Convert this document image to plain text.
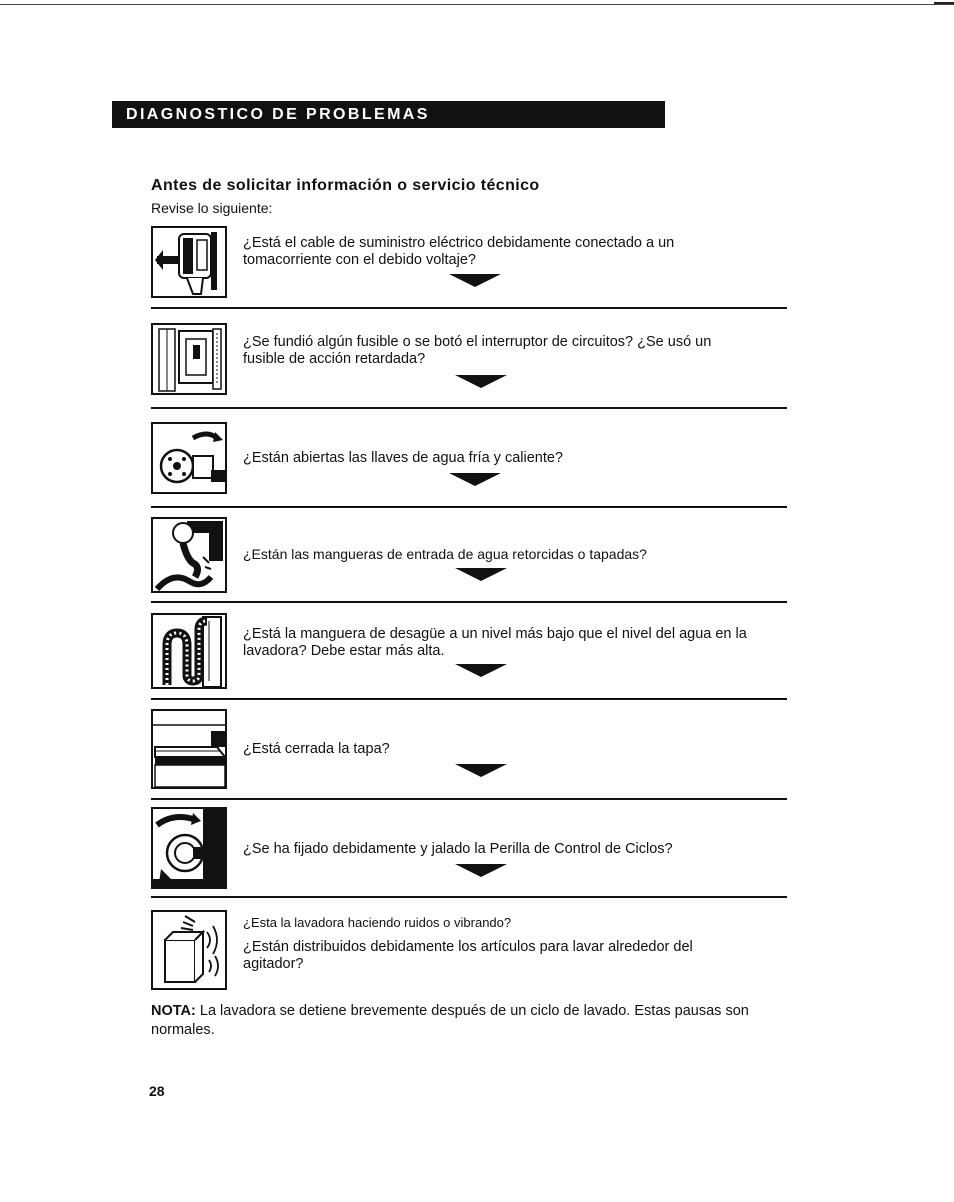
DIAGNOSTICO DE PROBLEMAS
Antes de solicitar información o servicio técnico
Revise lo siguiente:
¿Está el cable de suministro eléctrico debidamente conectado a un
tomacorriente con el debido voltaje?
¿Se fundió algún fusible o se botó el interruptor de circuitos? ¿Se usó un
fusible de acción retardada?
¿Están abiertas las llaves de agua fría y caliente?
¿Están las mangueras de entrada de agua retorcidas o tapadas?
¿Está la manguera de desagüe a un nivel más bajo que el nivel del agua en la
lavadora? Debe estar más alta.
¿Está cerrada la tapa?
¿Se ha fijado debidamente y jalado la Perilla de Control de Ciclos?
¿Esta la lavadora haciendo ruidos o vibrando?
¿Están distribuidos debidamente los artículos para lavar alrededor del
agitador?
NOTA: La lavadora se detiene brevemente después de un ciclo de lavado. Estas pausas son normales.
28
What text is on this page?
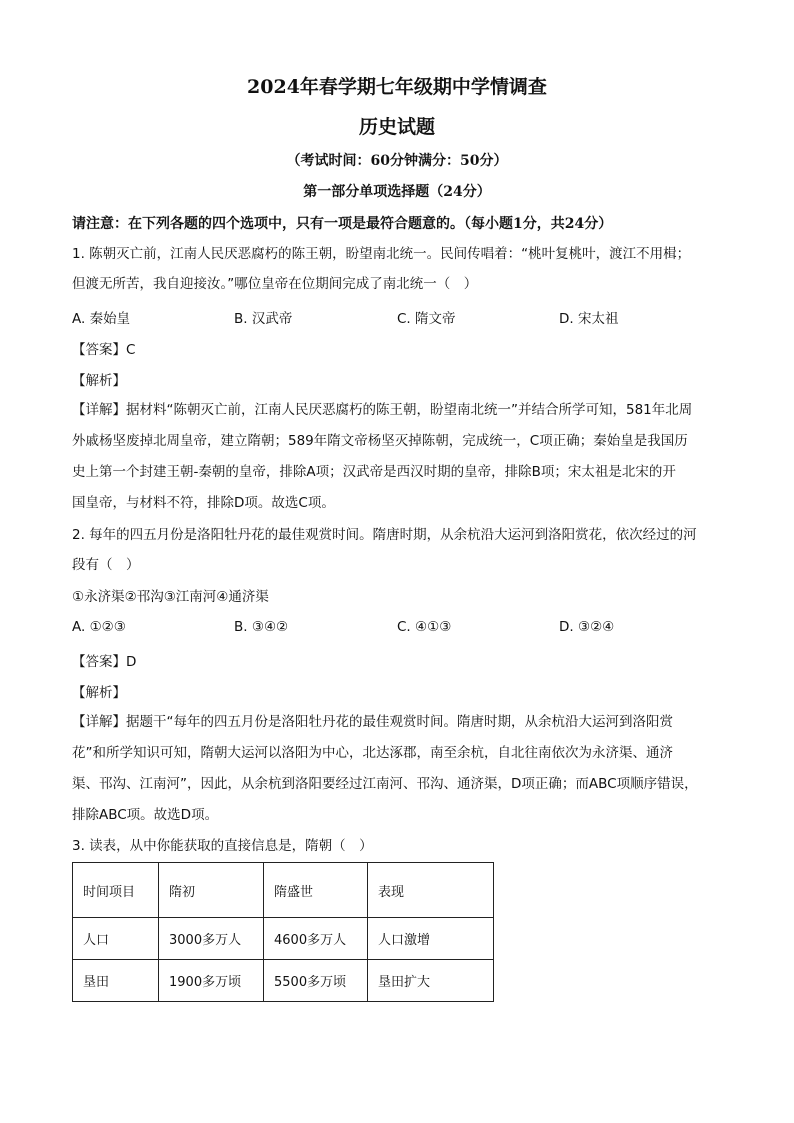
2024年春学期七年级期中学情调查
历史试题
（考试时间：60分钟满分：50分）
第一部分单项选择题（24分）
请注意：在下列各题的四个选项中，只有一项是最符合题意的。（每小题1分，共24分）
1. 陈朝灭亡前，江南人民厌恶腐朽的陈王朝，盼望南北统一。民间传唱着：“桃叶复桃叶，渡江不用楫；
但渡无所苦，我自迎接汝。”哪位皇帝在位期间完成了南北统一（　）
A. 秦始皇	B. 汉武帝	C. 隋文帝	D. 宋太祖
【答案】C
【解析】
【详解】据材料“陈朝灭亡前，江南人民厌恶腐朽的陈王朝，盼望南北统一”并结合所学可知，581年北周
外戚杨坚废掉北周皇帝，建立隋朝；589年隋文帝杨坚灭掉陈朝，完成统一，C项正确；秦始皇是我国历
史上第一个封建王朝-秦朝的皇帝，排除A项；汉武帝是西汉时期的皇帝，排除B项；宋太祖是北宋的开
国皇帝，与材料不符，排除D项。故选C项。
2. 每年的四五月份是洛阳牡丹花的最佳观赏时间。隋唐时期，从余杭沿大运河到洛阳赏花，依次经过的河
段有（　）
①永济渠②邗沟③江南河④通济渠
A. ①②③	B. ③④②	C. ④①③	D. ③②④
【答案】D
【解析】
【详解】据题干“每年的四五月份是洛阳牡丹花的最佳观赏时间。隋唐时期，从余杭沿大运河到洛阳赏
花”和所学知识可知，隋朝大运河以洛阳为中心，北达涿郡，南至余杭，自北往南依次为永济渠、通济
渠、邗沟、江南河”，因此，从余杭到洛阳要经过江南河、邗沟、通济渠，D项正确；而ABC项顺序错误，
排除ABC项。故选D项。
3. 读表，从中你能获取的直接信息是，隋朝（　）
时间项目	隋初	隋盛世	表现
人口	3000多万人	4600多万人	人口激增
垦田	1900多万顷	5500多万顷	垦田扩大
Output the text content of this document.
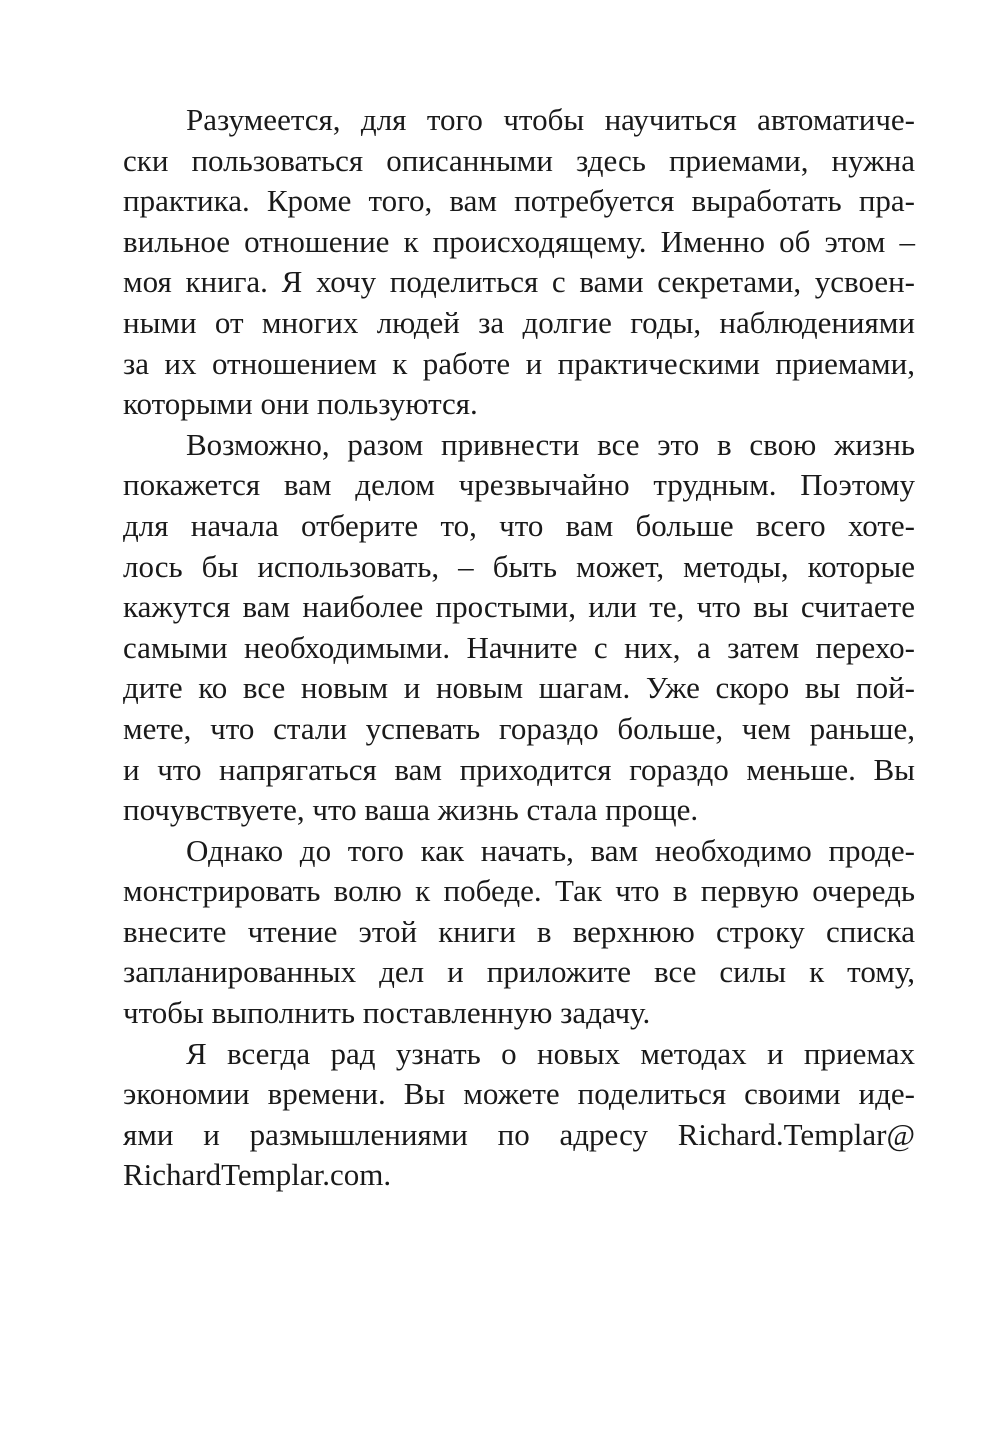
Разумеется, для того чтобы научиться автоматиче-
ски пользоваться описанными здесь приемами, нужна
практика. Кроме того, вам потребуется выработать пра-
вильное отношение к происходящему. Именно об этом –
моя книга. Я хочу поделиться с вами секретами, усвоен-
ными от многих людей за долгие годы, наблюдениями
за их отношением к работе и практическими приемами,
которыми они пользуются.
Возможно, разом привнести все это в свою жизнь
покажется вам делом чрезвычайно трудным. Поэтому
для начала отберите то, что вам больше всего хоте-
лось бы использовать, – быть может, методы, которые
кажутся вам наиболее простыми, или те, что вы считаете
самыми необходимыми. Начните с них, а затем перехо-
дите ко все новым и новым шагам. Уже скоро вы пой-
мете, что стали успевать гораздо больше, чем раньше,
и что напрягаться вам приходится гораздо меньше. Вы
почувствуете, что ваша жизнь стала проще.
Однако до того как начать, вам необходимо проде-
монстрировать волю к победе. Так что в первую очередь
внесите чтение этой книги в верхнюю строку списка
запланированных дел и приложите все силы к тому,
чтобы выполнить поставленную задачу.
Я всегда рад узнать о новых методах и приемах
экономии времени. Вы можете поделиться своими иде-
ями и размышлениями по адресу Richard.Templar@
RichardTemplar.com.
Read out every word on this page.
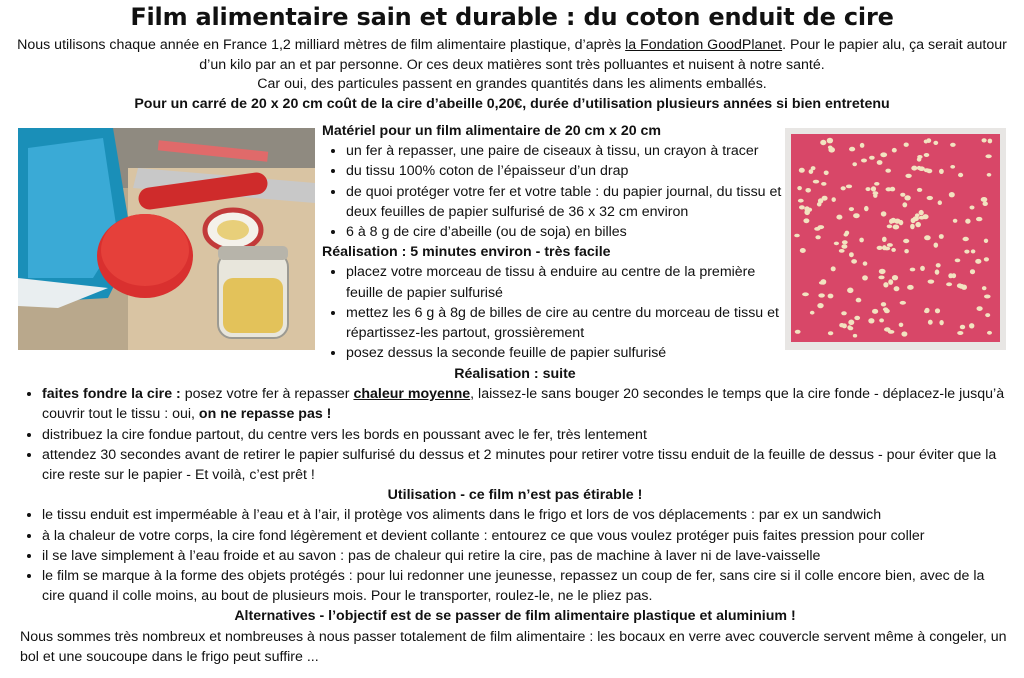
Film alimentaire sain et durable : du coton enduit de cire
Nous utilisons chaque année en France 1,2 milliard mètres de film alimentaire plastique, d’après la Fondation GoodPlanet. Pour le papier alu, ça serait autour d’un kilo par an et par personne. Or ces deux matières sont très polluantes et nuisent à notre santé.
Car oui, des particules passent en grandes quantités dans les aliments emballés.
Pour un carré de 20 x 20 cm coût de la cire d’abeille 0,20€, durée d’utilisation plusieurs années si bien entretenu
Matériel pour un film alimentaire de 20 cm x 20 cm
• un fer à repasser, une paire de ciseaux à tissu, un crayon à tracer
• du tissu 100% coton de l’épaisseur d’un drap
• de quoi protéger votre fer et votre table : du papier journal, du tissu et deux feuilles de papier sulfurisé de 36 x 32 cm environ
• 6 à 8 g de cire d’abeille (ou de soja) en billes
Réalisation : 5 minutes environ - très facile
• placez votre morceau de tissu à enduire au centre de la première feuille de papier sulfurisé
• mettez les 6 g à 8g de billes de cire au centre du morceau de tissu et répartissez-les partout, grossièrement
• posez dessus la seconde feuille de papier sulfurisé
Réalisation : suite
• faites fondre la cire : posez votre fer à repasser chaleur moyenne, laissez-le sans bouger 20 secondes le temps que la cire fonde - déplacez-le jusqu’à couvrir tout le tissu : oui, on ne repasse pas !
• distribuez la cire fondue partout, du centre vers les bords en poussant avec le fer, très lentement
• attendez 30 secondes avant de retirer le papier sulfurisé du dessus et 2 minutes pour retirer votre tissu enduit de la feuille de dessus - pour éviter que la cire reste sur le papier - Et voilà, c’est prêt !
Utilisation - ce film n’est pas étirable !
• le tissu enduit est imperméable à l’eau et à l’air, il protège vos aliments dans le frigo et lors de vos déplacements : par ex un sandwich
• à la chaleur de votre corps, la cire fond légèrement et devient collante : entourez ce que vous voulez protéger puis faites pression pour coller
• il se lave simplement à l’eau froide et au savon : pas de chaleur qui retire la cire, pas de machine à laver ni de lave-vaisselle
• le film se marque à la forme des objets protégés : pour lui redonner une jeunesse, repassez un coup de fer, sans cire si il colle encore bien, avec de la cire quand il colle moins, au bout de plusieurs mois. Pour le transporter, roulez-le, ne le pliez pas.
Alternatives - l’objectif est de se passer de film alimentaire plastique et aluminium !

Nous sommes très nombreux et nombreuses à nous passer totalement de film alimentaire : les bocaux en verre avec couvercle servent même à congeler, un bol et une soucoupe dans le frigo peut suffire ...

+ + + +

**Stated problem:**
Count every line of the records that holds "隋唐时期". State the number, nothing else.

**Final result:**
2